▶ _WRITTEN INSTRUCTION_
Review the material and extract every line in which the word "enfants" occurs.
____________
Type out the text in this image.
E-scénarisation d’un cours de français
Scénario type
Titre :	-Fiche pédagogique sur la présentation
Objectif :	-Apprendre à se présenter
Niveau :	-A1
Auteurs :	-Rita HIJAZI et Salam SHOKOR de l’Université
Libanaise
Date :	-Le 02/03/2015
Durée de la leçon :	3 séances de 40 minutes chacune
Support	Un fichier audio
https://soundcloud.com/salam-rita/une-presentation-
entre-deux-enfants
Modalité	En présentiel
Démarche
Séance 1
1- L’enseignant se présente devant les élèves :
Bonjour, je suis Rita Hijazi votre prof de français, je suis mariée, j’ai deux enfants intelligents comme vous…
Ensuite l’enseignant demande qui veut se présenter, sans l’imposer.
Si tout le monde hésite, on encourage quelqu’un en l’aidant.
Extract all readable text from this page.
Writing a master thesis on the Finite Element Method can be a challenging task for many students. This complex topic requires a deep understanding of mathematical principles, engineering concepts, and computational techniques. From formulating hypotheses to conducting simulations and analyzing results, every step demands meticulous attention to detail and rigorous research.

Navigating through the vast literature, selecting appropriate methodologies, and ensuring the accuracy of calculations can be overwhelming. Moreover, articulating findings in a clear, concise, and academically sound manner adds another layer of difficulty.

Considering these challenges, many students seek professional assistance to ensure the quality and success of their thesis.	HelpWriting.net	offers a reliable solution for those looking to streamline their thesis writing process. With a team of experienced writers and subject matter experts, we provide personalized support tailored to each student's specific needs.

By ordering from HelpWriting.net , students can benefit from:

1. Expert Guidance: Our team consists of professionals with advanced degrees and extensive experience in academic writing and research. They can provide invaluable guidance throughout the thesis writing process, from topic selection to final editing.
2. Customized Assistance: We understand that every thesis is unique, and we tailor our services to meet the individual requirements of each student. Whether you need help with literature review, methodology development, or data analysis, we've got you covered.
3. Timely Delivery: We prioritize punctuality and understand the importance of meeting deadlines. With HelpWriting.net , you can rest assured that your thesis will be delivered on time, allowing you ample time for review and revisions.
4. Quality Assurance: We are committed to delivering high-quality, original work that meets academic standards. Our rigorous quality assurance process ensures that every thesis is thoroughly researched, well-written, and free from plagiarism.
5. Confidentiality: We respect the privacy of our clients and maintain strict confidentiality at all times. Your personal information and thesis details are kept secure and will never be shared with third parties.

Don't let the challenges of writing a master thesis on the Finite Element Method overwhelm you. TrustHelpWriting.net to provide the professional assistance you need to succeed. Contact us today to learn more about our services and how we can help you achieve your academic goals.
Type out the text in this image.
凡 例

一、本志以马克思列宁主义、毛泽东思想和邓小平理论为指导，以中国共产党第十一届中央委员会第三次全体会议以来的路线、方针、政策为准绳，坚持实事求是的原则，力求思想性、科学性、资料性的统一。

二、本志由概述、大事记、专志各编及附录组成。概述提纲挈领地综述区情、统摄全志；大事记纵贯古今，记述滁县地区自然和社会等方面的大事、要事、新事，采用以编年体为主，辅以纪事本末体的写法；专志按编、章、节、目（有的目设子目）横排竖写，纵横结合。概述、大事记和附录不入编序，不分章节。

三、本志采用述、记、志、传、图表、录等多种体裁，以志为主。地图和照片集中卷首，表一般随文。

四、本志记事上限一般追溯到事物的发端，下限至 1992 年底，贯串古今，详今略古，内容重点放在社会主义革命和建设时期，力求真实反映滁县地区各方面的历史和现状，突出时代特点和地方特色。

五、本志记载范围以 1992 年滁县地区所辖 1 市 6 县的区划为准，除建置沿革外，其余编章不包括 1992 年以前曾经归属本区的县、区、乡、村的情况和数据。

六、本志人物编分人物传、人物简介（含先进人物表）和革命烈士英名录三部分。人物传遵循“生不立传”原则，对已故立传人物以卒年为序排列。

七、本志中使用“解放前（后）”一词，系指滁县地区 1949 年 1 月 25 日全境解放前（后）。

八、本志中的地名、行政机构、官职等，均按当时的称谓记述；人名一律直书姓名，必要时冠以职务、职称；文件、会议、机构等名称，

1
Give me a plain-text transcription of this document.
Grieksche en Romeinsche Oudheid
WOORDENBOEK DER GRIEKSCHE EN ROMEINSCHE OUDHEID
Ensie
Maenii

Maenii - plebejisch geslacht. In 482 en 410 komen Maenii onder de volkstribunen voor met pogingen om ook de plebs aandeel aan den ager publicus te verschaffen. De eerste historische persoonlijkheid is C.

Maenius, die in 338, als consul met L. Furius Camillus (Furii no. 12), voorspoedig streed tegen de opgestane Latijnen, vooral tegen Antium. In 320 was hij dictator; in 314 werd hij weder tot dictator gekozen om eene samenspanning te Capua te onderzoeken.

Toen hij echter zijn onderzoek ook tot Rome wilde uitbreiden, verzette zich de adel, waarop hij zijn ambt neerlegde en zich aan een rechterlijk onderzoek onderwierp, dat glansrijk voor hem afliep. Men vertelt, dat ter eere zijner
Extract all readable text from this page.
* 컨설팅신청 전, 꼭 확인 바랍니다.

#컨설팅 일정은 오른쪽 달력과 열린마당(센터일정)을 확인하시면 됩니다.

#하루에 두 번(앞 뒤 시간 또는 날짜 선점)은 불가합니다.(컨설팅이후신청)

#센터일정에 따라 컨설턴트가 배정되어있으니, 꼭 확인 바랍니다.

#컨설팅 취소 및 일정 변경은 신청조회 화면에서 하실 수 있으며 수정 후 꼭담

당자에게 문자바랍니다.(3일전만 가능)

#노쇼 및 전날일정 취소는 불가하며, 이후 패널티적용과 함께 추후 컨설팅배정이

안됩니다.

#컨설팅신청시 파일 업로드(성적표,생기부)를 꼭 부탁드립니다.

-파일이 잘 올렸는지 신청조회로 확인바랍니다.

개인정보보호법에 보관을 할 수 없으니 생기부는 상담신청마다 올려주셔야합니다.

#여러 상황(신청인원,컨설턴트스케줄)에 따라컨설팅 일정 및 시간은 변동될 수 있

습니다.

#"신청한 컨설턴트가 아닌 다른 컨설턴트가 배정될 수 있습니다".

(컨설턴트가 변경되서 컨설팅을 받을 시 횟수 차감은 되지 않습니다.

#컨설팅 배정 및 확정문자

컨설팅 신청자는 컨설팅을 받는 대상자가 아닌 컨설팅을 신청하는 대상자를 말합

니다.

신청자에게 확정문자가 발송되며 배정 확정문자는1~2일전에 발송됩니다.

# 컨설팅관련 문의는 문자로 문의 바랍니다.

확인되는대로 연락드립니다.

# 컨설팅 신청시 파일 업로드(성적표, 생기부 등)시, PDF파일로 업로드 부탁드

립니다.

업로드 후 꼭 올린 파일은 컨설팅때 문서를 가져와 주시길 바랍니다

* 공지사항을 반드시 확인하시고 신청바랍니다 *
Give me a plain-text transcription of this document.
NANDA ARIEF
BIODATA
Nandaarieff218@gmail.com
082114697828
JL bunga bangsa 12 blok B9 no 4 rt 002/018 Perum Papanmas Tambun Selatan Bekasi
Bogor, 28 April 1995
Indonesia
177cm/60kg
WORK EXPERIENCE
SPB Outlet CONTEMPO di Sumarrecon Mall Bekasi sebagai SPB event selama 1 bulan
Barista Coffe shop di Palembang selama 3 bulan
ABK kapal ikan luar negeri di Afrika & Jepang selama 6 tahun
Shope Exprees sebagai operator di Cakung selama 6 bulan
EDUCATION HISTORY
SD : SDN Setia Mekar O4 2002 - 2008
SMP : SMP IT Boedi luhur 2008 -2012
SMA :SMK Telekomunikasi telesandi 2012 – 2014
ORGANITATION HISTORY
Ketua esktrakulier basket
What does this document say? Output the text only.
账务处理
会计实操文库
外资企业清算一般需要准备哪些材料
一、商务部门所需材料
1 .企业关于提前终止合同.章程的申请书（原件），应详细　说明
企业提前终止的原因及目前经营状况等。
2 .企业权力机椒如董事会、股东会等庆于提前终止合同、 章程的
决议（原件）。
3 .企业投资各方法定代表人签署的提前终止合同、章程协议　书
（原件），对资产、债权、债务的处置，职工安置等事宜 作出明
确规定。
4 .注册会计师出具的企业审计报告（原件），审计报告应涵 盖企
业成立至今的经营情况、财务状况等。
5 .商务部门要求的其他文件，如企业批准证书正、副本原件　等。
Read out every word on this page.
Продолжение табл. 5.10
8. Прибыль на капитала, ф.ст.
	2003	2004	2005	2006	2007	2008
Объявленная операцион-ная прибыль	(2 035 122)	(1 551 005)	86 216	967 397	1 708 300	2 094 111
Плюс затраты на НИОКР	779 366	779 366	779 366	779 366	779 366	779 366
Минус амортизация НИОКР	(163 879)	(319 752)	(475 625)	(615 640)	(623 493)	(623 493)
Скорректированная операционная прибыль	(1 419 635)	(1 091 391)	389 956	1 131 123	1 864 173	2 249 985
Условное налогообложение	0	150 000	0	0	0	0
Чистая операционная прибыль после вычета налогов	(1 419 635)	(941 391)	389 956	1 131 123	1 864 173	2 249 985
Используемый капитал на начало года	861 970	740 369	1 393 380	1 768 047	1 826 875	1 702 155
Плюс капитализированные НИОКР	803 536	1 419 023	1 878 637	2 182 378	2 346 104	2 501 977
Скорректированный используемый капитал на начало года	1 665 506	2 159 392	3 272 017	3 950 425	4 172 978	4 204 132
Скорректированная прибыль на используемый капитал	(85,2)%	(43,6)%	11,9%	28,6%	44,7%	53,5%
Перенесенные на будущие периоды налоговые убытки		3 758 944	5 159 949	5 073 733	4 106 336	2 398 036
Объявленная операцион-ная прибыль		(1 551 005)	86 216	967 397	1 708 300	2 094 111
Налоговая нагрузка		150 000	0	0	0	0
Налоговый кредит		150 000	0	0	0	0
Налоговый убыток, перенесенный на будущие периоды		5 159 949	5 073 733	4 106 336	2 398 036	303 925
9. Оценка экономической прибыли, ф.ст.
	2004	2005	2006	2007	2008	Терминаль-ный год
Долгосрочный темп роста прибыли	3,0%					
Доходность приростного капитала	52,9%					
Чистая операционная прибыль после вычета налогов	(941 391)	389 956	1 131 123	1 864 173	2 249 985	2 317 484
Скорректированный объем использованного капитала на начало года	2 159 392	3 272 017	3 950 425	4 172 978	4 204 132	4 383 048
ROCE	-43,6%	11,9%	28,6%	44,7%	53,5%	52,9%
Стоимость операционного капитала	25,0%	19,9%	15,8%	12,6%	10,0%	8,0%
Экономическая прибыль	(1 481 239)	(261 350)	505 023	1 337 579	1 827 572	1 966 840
____________
▶ _OUTPUT OF THE TASK_
entre-deux-enfants
Bonjour, je suis Rita Hijazi votre prof de français, je suis mariée, j’ai deux enfants intelligents comme vous…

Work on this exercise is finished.